▸ What you will do
Print the lines below exactly as they appear, with nothing left out or changed.

(Element location listings)
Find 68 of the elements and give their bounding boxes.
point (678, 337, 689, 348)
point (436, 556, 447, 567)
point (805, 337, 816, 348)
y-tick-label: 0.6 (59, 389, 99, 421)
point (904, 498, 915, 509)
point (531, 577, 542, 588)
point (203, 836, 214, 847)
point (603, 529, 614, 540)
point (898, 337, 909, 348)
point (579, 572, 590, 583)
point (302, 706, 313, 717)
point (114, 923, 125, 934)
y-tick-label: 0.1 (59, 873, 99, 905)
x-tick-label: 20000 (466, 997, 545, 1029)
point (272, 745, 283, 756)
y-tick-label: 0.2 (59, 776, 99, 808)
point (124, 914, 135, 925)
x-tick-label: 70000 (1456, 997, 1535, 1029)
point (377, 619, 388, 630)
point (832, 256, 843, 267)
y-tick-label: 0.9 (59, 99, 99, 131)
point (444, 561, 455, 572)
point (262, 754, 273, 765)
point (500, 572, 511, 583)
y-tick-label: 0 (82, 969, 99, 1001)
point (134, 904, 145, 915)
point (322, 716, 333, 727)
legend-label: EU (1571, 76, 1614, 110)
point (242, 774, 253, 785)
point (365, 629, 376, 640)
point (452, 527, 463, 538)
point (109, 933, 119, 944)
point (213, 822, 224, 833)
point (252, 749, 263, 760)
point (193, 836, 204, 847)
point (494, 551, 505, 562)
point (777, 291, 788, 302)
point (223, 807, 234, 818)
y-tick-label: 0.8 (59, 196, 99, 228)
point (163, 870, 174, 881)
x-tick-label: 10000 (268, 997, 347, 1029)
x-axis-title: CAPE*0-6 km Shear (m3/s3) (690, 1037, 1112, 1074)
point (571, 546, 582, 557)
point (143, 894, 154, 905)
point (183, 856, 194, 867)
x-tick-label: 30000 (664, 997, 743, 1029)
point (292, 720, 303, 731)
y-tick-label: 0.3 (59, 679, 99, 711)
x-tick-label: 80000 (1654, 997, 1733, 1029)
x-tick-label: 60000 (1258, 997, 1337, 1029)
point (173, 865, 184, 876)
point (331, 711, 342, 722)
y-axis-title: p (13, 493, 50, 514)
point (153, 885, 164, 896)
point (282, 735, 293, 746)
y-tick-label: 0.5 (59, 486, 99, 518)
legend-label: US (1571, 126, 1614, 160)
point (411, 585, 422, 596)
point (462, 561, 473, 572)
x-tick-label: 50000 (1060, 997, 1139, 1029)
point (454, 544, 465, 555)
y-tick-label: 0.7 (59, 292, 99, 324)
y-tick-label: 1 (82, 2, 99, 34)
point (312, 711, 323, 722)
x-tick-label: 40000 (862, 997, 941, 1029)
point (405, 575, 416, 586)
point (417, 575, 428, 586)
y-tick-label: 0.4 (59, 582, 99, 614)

▸ Response to this exercise
Find 68 of the elements and give their bounding boxes.
point (678, 337, 689, 348)
point (436, 556, 447, 567)
point (805, 337, 816, 348)
y-tick-label: 0.6 (59, 389, 99, 421)
point (904, 498, 915, 509)
point (531, 577, 542, 588)
point (203, 836, 214, 847)
point (603, 529, 614, 540)
point (898, 337, 909, 348)
point (579, 572, 590, 583)
point (302, 706, 313, 717)
point (114, 923, 125, 934)
y-tick-label: 0.1 (59, 873, 99, 905)
x-tick-label: 20000 (466, 997, 545, 1029)
point (272, 745, 283, 756)
y-tick-label: 0.2 (59, 776, 99, 808)
point (124, 914, 135, 925)
x-tick-label: 70000 (1456, 997, 1535, 1029)
point (377, 619, 388, 630)
point (832, 256, 843, 267)
y-tick-label: 0.9 (59, 99, 99, 131)
point (444, 561, 455, 572)
point (262, 754, 273, 765)
point (500, 572, 511, 583)
y-tick-label: 0 (82, 969, 99, 1001)
point (134, 904, 145, 915)
point (322, 716, 333, 727)
legend-label: EU (1571, 76, 1614, 110)
point (242, 774, 253, 785)
point (365, 629, 376, 640)
point (452, 527, 463, 538)
point (109, 933, 119, 944)
point (213, 822, 224, 833)
point (252, 749, 263, 760)
point (193, 836, 204, 847)
point (494, 551, 505, 562)
point (777, 291, 788, 302)
point (223, 807, 234, 818)
y-tick-label: 0.8 (59, 196, 99, 228)
point (163, 870, 174, 881)
x-tick-label: 10000 (268, 997, 347, 1029)
x-axis-title: CAPE*0-6 km Shear (m3/s3) (690, 1037, 1112, 1074)
point (571, 546, 582, 557)
point (143, 894, 154, 905)
point (183, 856, 194, 867)
x-tick-label: 30000 (664, 997, 743, 1029)
point (292, 720, 303, 731)
y-tick-label: 0.3 (59, 679, 99, 711)
x-tick-label: 80000 (1654, 997, 1733, 1029)
x-tick-label: 60000 (1258, 997, 1337, 1029)
point (173, 865, 184, 876)
point (331, 711, 342, 722)
y-axis-title: p (13, 493, 50, 514)
point (153, 885, 164, 896)
point (282, 735, 293, 746)
y-tick-label: 0.5 (59, 486, 99, 518)
legend-label: US (1571, 126, 1614, 160)
point (411, 585, 422, 596)
point (462, 561, 473, 572)
x-tick-label: 50000 (1060, 997, 1139, 1029)
point (454, 544, 465, 555)
y-tick-label: 0.7 (59, 292, 99, 324)
y-tick-label: 1 (82, 2, 99, 34)
point (312, 711, 323, 722)
x-tick-label: 40000 (862, 997, 941, 1029)
point (405, 575, 416, 586)
point (417, 575, 428, 586)
y-tick-label: 0.4 (59, 582, 99, 614)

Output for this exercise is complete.